» GOAL: Copy every line from the one containing "Transcribe this image's" through the last line of the records below, both included, and nothing else.

» GIVEN ENTRIES:
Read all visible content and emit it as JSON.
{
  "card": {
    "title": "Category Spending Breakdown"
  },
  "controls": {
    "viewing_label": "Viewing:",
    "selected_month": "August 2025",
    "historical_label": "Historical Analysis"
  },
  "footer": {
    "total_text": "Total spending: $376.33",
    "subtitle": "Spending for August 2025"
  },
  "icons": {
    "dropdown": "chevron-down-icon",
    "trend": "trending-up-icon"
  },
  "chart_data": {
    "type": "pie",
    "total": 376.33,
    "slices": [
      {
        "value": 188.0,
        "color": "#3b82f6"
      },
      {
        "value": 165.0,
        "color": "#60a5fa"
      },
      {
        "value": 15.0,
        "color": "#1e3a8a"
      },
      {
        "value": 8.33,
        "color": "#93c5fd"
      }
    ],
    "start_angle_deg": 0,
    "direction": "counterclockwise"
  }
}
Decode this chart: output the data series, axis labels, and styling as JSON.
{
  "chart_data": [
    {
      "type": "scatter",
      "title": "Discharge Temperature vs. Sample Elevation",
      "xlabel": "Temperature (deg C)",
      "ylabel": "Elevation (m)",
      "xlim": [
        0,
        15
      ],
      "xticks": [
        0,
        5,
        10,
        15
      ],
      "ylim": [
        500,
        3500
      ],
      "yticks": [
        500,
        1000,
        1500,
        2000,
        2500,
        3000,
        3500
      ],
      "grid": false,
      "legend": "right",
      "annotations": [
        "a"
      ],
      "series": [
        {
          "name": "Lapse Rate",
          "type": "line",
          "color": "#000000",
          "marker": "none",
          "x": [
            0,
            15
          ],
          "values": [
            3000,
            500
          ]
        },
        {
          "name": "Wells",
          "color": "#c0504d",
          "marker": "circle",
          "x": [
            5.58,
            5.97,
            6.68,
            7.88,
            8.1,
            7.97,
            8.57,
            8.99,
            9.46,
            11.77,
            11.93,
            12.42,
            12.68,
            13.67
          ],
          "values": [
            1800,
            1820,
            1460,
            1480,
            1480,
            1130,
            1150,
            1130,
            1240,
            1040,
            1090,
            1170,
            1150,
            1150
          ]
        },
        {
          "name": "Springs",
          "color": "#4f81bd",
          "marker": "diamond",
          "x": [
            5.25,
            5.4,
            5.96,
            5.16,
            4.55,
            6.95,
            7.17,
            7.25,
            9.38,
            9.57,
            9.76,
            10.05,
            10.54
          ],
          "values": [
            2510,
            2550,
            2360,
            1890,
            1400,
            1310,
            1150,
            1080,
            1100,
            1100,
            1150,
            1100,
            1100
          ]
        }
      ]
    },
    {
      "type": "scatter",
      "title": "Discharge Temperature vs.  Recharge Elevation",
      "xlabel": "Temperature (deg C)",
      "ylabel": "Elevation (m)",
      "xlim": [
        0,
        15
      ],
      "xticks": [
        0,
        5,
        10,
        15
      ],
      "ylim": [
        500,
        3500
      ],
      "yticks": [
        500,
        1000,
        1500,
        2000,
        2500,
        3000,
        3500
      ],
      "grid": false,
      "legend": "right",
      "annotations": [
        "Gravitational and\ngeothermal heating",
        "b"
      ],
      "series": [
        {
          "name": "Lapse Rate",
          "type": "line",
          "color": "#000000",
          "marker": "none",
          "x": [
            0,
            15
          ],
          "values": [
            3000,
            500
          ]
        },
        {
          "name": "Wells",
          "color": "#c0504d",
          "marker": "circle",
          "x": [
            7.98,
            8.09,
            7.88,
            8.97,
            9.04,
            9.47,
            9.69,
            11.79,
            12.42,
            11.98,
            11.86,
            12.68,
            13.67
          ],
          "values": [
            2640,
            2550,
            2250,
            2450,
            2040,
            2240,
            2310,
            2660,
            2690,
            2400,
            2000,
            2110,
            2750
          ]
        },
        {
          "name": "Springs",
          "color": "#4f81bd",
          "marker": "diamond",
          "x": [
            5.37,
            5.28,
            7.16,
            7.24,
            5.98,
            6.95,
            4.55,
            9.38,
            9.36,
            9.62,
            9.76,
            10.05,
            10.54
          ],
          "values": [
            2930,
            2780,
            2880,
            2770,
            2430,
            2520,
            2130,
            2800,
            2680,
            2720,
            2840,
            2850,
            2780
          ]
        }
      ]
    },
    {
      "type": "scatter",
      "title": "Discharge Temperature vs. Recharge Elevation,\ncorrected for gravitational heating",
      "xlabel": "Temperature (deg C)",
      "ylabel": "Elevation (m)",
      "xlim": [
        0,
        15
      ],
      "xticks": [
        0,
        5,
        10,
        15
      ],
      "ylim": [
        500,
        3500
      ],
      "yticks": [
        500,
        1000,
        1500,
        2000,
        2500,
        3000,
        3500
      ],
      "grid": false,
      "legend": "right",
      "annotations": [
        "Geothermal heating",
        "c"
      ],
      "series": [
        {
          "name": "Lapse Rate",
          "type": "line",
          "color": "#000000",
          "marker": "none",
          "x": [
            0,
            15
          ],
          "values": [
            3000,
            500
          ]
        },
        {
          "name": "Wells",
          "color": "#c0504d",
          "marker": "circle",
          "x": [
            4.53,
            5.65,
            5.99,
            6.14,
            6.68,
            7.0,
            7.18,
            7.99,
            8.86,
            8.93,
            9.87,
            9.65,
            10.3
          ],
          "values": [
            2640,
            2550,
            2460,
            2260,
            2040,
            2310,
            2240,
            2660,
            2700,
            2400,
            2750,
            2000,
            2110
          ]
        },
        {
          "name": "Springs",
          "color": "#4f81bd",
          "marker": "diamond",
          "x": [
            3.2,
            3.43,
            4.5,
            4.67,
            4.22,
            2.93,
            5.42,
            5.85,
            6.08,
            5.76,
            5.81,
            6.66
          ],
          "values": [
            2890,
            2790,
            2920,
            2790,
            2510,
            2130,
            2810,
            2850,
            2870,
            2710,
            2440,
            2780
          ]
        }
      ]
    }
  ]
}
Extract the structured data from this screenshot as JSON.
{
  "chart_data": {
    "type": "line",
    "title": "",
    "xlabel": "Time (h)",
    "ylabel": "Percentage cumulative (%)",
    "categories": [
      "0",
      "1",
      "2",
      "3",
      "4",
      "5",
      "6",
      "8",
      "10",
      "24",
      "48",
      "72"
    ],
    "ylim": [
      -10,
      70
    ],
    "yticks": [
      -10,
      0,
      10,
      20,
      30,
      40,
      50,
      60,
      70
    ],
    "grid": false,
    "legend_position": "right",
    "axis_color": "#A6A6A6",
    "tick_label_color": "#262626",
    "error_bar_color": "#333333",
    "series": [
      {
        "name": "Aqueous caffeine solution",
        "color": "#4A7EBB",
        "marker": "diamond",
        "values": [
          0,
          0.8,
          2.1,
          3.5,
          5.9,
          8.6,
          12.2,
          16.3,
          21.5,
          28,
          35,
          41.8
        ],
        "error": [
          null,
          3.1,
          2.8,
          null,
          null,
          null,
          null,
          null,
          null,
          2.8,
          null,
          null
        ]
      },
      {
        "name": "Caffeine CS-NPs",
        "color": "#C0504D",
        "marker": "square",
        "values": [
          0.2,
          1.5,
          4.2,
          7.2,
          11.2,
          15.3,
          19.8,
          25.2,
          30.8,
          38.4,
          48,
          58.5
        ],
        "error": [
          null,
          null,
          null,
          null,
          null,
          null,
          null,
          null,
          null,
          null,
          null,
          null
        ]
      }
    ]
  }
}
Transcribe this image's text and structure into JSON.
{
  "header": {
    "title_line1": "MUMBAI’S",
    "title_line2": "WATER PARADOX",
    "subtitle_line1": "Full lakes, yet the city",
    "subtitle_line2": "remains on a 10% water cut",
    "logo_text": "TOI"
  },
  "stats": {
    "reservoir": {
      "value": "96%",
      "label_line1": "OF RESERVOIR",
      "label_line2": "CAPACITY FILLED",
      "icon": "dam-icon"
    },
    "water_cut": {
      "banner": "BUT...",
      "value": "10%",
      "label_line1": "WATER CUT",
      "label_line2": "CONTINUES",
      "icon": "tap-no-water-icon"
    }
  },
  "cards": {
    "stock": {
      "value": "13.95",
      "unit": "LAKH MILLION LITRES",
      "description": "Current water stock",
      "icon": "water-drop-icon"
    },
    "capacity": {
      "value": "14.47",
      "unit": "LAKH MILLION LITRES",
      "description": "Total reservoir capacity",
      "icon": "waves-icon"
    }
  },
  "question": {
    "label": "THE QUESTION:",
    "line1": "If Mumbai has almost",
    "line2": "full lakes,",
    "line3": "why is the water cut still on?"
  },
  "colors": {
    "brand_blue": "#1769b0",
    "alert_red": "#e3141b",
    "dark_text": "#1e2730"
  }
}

» THE ANSWER:
Transcribe this image's text and structure into JSON.
{
  "header": {
    "title_line1": "MUMBAI’S",
    "title_line2": "WATER PARADOX",
    "subtitle_line1": "Full lakes, yet the city",
    "subtitle_line2": "remains on a 10% water cut",
    "logo_text": "TOI"
  },
  "stats": {
    "reservoir": {
      "value": "96%",
      "label_line1": "OF RESERVOIR",
      "label_line2": "CAPACITY FILLED",
      "icon": "dam-icon"
    },
    "water_cut": {
      "banner": "BUT...",
      "value": "10%",
      "label_line1": "WATER CUT",
      "label_line2": "CONTINUES",
      "icon": "tap-no-water-icon"
    }
  },
  "cards": {
    "stock": {
      "value": "13.95",
      "unit": "LAKH MILLION LITRES",
      "description": "Current water stock",
      "icon": "water-drop-icon"
    },
    "capacity": {
      "value": "14.47",
      "unit": "LAKH MILLION LITRES",
      "description": "Total reservoir capacity",
      "icon": "waves-icon"
    }
  },
  "question": {
    "label": "THE QUESTION:",
    "line1": "If Mumbai has almost",
    "line2": "full lakes,",
    "line3": "why is the water cut still on?"
  },
  "colors": {
    "brand_blue": "#1769b0",
    "alert_red": "#e3141b",
    "dark_text": "#1e2730"
  }
}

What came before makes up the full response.